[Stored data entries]
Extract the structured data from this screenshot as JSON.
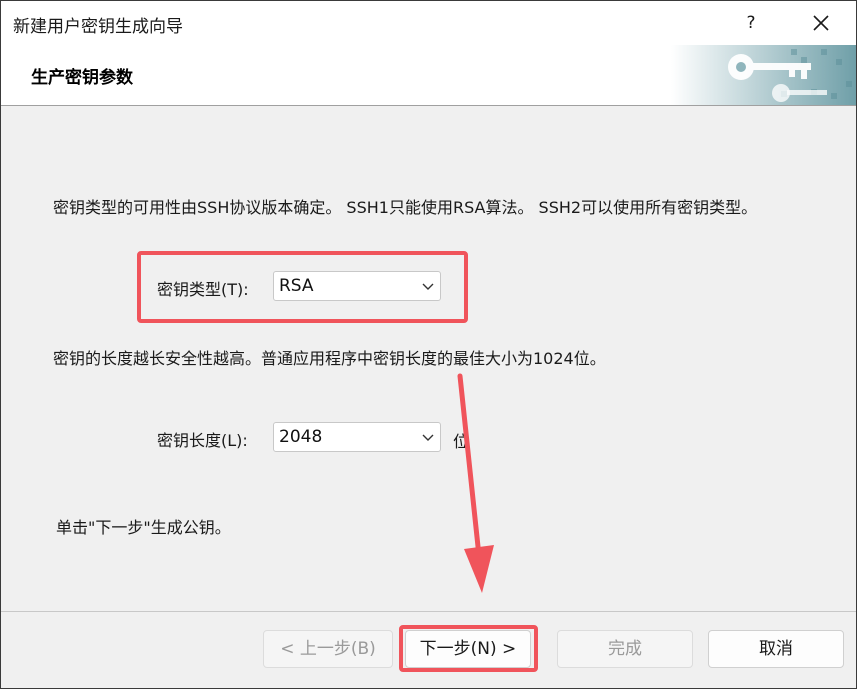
{
  "window": {
    "title": "新建用户密钥生成向导",
    "help_label": "?"
  },
  "header": {
    "title": "生产密钥参数"
  },
  "content": {
    "key_type_desc": "密钥类型的可用性由SSH协议版本确定。 SSH1只能使用RSA算法。 SSH2可以使用所有密钥类型。",
    "key_type_label": "密钥类型(T):",
    "key_type_value": "RSA",
    "key_length_desc": "密钥的长度越长安全性越高。普通应用程序中密钥长度的最佳大小为1024位。",
    "key_length_label": "密钥长度(L):",
    "key_length_value": "2048",
    "key_length_unit": "位",
    "instruction": "单击\"下一步\"生成公钥。"
  },
  "buttons": {
    "back": "< 上一步(B)",
    "next": "下一步(N) >",
    "finish": "完成",
    "cancel": "取消"
  },
  "colors": {
    "highlight": "#f0545b"
  }
}
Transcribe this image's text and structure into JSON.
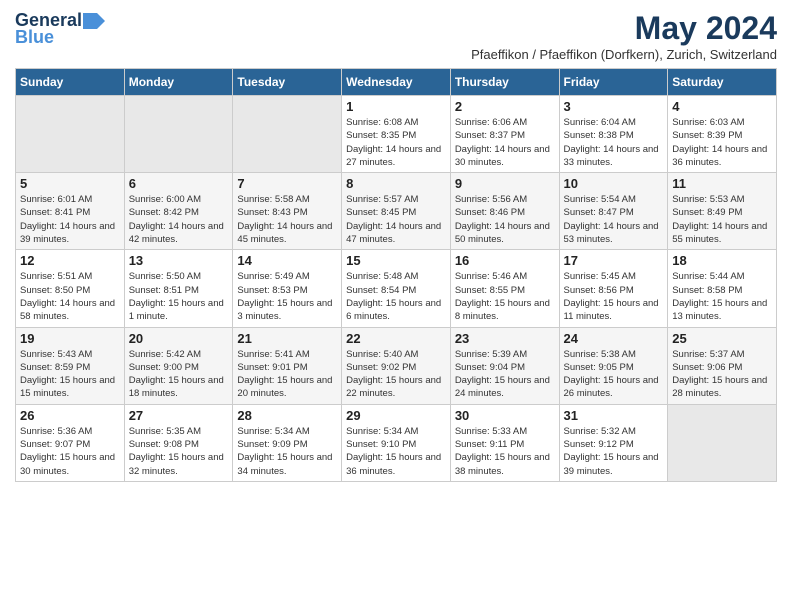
{
  "header": {
    "logo_general": "General",
    "logo_blue": "Blue",
    "month_title": "May 2024",
    "subtitle": "Pfaeffikon / Pfaeffikon (Dorfkern), Zurich, Switzerland"
  },
  "days_of_week": [
    "Sunday",
    "Monday",
    "Tuesday",
    "Wednesday",
    "Thursday",
    "Friday",
    "Saturday"
  ],
  "weeks": [
    [
      {
        "day": "",
        "info": "",
        "empty": true
      },
      {
        "day": "",
        "info": "",
        "empty": true
      },
      {
        "day": "",
        "info": "",
        "empty": true
      },
      {
        "day": "1",
        "sunrise": "Sunrise: 6:08 AM",
        "sunset": "Sunset: 8:35 PM",
        "daylight": "Daylight: 14 hours and 27 minutes."
      },
      {
        "day": "2",
        "sunrise": "Sunrise: 6:06 AM",
        "sunset": "Sunset: 8:37 PM",
        "daylight": "Daylight: 14 hours and 30 minutes."
      },
      {
        "day": "3",
        "sunrise": "Sunrise: 6:04 AM",
        "sunset": "Sunset: 8:38 PM",
        "daylight": "Daylight: 14 hours and 33 minutes."
      },
      {
        "day": "4",
        "sunrise": "Sunrise: 6:03 AM",
        "sunset": "Sunset: 8:39 PM",
        "daylight": "Daylight: 14 hours and 36 minutes."
      }
    ],
    [
      {
        "day": "5",
        "sunrise": "Sunrise: 6:01 AM",
        "sunset": "Sunset: 8:41 PM",
        "daylight": "Daylight: 14 hours and 39 minutes."
      },
      {
        "day": "6",
        "sunrise": "Sunrise: 6:00 AM",
        "sunset": "Sunset: 8:42 PM",
        "daylight": "Daylight: 14 hours and 42 minutes."
      },
      {
        "day": "7",
        "sunrise": "Sunrise: 5:58 AM",
        "sunset": "Sunset: 8:43 PM",
        "daylight": "Daylight: 14 hours and 45 minutes."
      },
      {
        "day": "8",
        "sunrise": "Sunrise: 5:57 AM",
        "sunset": "Sunset: 8:45 PM",
        "daylight": "Daylight: 14 hours and 47 minutes."
      },
      {
        "day": "9",
        "sunrise": "Sunrise: 5:56 AM",
        "sunset": "Sunset: 8:46 PM",
        "daylight": "Daylight: 14 hours and 50 minutes."
      },
      {
        "day": "10",
        "sunrise": "Sunrise: 5:54 AM",
        "sunset": "Sunset: 8:47 PM",
        "daylight": "Daylight: 14 hours and 53 minutes."
      },
      {
        "day": "11",
        "sunrise": "Sunrise: 5:53 AM",
        "sunset": "Sunset: 8:49 PM",
        "daylight": "Daylight: 14 hours and 55 minutes."
      }
    ],
    [
      {
        "day": "12",
        "sunrise": "Sunrise: 5:51 AM",
        "sunset": "Sunset: 8:50 PM",
        "daylight": "Daylight: 14 hours and 58 minutes."
      },
      {
        "day": "13",
        "sunrise": "Sunrise: 5:50 AM",
        "sunset": "Sunset: 8:51 PM",
        "daylight": "Daylight: 15 hours and 1 minute."
      },
      {
        "day": "14",
        "sunrise": "Sunrise: 5:49 AM",
        "sunset": "Sunset: 8:53 PM",
        "daylight": "Daylight: 15 hours and 3 minutes."
      },
      {
        "day": "15",
        "sunrise": "Sunrise: 5:48 AM",
        "sunset": "Sunset: 8:54 PM",
        "daylight": "Daylight: 15 hours and 6 minutes."
      },
      {
        "day": "16",
        "sunrise": "Sunrise: 5:46 AM",
        "sunset": "Sunset: 8:55 PM",
        "daylight": "Daylight: 15 hours and 8 minutes."
      },
      {
        "day": "17",
        "sunrise": "Sunrise: 5:45 AM",
        "sunset": "Sunset: 8:56 PM",
        "daylight": "Daylight: 15 hours and 11 minutes."
      },
      {
        "day": "18",
        "sunrise": "Sunrise: 5:44 AM",
        "sunset": "Sunset: 8:58 PM",
        "daylight": "Daylight: 15 hours and 13 minutes."
      }
    ],
    [
      {
        "day": "19",
        "sunrise": "Sunrise: 5:43 AM",
        "sunset": "Sunset: 8:59 PM",
        "daylight": "Daylight: 15 hours and 15 minutes."
      },
      {
        "day": "20",
        "sunrise": "Sunrise: 5:42 AM",
        "sunset": "Sunset: 9:00 PM",
        "daylight": "Daylight: 15 hours and 18 minutes."
      },
      {
        "day": "21",
        "sunrise": "Sunrise: 5:41 AM",
        "sunset": "Sunset: 9:01 PM",
        "daylight": "Daylight: 15 hours and 20 minutes."
      },
      {
        "day": "22",
        "sunrise": "Sunrise: 5:40 AM",
        "sunset": "Sunset: 9:02 PM",
        "daylight": "Daylight: 15 hours and 22 minutes."
      },
      {
        "day": "23",
        "sunrise": "Sunrise: 5:39 AM",
        "sunset": "Sunset: 9:04 PM",
        "daylight": "Daylight: 15 hours and 24 minutes."
      },
      {
        "day": "24",
        "sunrise": "Sunrise: 5:38 AM",
        "sunset": "Sunset: 9:05 PM",
        "daylight": "Daylight: 15 hours and 26 minutes."
      },
      {
        "day": "25",
        "sunrise": "Sunrise: 5:37 AM",
        "sunset": "Sunset: 9:06 PM",
        "daylight": "Daylight: 15 hours and 28 minutes."
      }
    ],
    [
      {
        "day": "26",
        "sunrise": "Sunrise: 5:36 AM",
        "sunset": "Sunset: 9:07 PM",
        "daylight": "Daylight: 15 hours and 30 minutes."
      },
      {
        "day": "27",
        "sunrise": "Sunrise: 5:35 AM",
        "sunset": "Sunset: 9:08 PM",
        "daylight": "Daylight: 15 hours and 32 minutes."
      },
      {
        "day": "28",
        "sunrise": "Sunrise: 5:34 AM",
        "sunset": "Sunset: 9:09 PM",
        "daylight": "Daylight: 15 hours and 34 minutes."
      },
      {
        "day": "29",
        "sunrise": "Sunrise: 5:34 AM",
        "sunset": "Sunset: 9:10 PM",
        "daylight": "Daylight: 15 hours and 36 minutes."
      },
      {
        "day": "30",
        "sunrise": "Sunrise: 5:33 AM",
        "sunset": "Sunset: 9:11 PM",
        "daylight": "Daylight: 15 hours and 38 minutes."
      },
      {
        "day": "31",
        "sunrise": "Sunrise: 5:32 AM",
        "sunset": "Sunset: 9:12 PM",
        "daylight": "Daylight: 15 hours and 39 minutes."
      },
      {
        "day": "",
        "info": "",
        "empty": true
      }
    ]
  ]
}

WHAT TO WORK ON:
Only the count is wanted: report how many lines of the material above hold the word "JSON".

SOLVED PROBLEM:
2